- **Stored entries**:
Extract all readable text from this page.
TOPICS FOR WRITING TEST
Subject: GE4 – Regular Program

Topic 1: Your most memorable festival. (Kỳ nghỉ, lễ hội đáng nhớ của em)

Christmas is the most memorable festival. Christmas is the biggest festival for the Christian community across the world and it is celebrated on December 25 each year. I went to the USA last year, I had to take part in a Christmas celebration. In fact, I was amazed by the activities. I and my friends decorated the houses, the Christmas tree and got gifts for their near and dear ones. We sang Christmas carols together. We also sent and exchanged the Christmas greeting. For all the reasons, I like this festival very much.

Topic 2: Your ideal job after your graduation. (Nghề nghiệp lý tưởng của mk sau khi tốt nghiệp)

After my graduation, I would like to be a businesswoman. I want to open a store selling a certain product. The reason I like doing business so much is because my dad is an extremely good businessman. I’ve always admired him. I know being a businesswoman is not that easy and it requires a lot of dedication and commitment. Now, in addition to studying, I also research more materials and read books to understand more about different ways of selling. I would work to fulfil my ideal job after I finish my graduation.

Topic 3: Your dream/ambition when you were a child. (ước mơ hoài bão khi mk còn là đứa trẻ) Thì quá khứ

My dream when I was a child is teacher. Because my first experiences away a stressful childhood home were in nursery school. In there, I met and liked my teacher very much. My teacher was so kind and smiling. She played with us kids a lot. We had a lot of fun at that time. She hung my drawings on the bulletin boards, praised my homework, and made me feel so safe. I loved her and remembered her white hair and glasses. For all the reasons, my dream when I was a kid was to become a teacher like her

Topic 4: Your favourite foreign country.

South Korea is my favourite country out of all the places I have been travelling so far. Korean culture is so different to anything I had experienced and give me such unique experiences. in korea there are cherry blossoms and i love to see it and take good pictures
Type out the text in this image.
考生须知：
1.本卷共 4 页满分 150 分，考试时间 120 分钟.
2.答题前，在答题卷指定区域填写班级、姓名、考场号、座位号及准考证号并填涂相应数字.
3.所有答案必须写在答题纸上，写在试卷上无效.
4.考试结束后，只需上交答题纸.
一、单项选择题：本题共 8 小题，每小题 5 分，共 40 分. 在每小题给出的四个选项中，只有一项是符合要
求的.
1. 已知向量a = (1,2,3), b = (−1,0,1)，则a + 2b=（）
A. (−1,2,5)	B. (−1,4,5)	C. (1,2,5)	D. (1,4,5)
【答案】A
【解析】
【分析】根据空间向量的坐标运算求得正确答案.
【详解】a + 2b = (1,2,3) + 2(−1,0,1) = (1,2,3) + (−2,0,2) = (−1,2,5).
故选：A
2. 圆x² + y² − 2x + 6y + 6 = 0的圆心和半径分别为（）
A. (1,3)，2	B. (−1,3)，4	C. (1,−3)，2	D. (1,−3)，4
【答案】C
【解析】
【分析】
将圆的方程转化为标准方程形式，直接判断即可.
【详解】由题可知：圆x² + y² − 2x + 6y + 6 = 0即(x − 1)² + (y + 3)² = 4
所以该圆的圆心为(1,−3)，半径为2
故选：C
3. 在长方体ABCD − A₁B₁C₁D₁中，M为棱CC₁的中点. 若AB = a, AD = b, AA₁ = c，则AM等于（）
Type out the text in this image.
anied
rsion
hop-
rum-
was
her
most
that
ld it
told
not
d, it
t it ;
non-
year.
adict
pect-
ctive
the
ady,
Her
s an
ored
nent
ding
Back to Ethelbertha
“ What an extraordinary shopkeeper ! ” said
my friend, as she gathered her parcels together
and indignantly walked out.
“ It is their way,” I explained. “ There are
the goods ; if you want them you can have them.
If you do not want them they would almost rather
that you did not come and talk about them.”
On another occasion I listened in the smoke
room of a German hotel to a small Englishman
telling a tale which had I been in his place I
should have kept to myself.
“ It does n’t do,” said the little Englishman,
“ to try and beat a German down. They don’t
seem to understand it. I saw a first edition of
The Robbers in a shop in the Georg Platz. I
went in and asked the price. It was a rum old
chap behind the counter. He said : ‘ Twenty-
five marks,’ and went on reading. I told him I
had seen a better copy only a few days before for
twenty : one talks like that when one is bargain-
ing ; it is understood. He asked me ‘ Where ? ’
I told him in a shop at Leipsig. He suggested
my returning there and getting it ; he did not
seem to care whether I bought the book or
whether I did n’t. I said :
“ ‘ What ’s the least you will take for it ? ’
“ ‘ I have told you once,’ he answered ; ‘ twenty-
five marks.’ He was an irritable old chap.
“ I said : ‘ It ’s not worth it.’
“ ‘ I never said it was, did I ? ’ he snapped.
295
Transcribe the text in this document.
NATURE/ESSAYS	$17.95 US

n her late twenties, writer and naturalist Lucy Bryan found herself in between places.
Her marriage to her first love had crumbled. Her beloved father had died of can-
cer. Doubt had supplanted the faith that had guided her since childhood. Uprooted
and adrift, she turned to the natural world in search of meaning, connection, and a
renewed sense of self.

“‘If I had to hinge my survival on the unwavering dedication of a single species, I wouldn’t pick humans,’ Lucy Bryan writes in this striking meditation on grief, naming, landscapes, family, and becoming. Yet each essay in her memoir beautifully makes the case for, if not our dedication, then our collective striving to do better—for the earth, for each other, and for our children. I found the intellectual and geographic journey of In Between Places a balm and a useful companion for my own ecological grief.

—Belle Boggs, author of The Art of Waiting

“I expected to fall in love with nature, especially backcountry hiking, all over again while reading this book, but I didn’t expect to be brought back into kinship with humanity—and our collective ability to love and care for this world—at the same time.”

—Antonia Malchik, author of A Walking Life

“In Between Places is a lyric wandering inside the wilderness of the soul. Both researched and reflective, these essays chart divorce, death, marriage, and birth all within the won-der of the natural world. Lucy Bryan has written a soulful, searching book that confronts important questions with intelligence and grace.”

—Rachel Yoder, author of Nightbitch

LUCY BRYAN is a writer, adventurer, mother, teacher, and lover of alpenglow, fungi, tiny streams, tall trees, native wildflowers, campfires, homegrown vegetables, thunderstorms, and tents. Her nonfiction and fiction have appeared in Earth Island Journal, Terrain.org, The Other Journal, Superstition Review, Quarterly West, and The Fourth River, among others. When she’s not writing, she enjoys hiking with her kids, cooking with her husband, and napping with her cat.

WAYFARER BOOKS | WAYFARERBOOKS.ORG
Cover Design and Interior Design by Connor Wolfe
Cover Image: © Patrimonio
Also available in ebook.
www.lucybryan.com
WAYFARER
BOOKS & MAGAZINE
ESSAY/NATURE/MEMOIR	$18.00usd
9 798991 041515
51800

- **Problem requirements**: Extract every line above that contains the word "understand".

- **Solution**:
After my graduation, I would like to be a businesswoman. I want to open a store selling a certain product. The reason I like doing business so much is because my dad is an extremely good businessman. I’ve always admired him. I know being a businesswoman is not that easy and it requires a lot of dedication and commitment. Now, in addition to studying, I also research more materials and read books to understand more about different ways of selling. I would work to fulfil my ideal job after I finish my graduation.
seem to understand it. I saw a first edition of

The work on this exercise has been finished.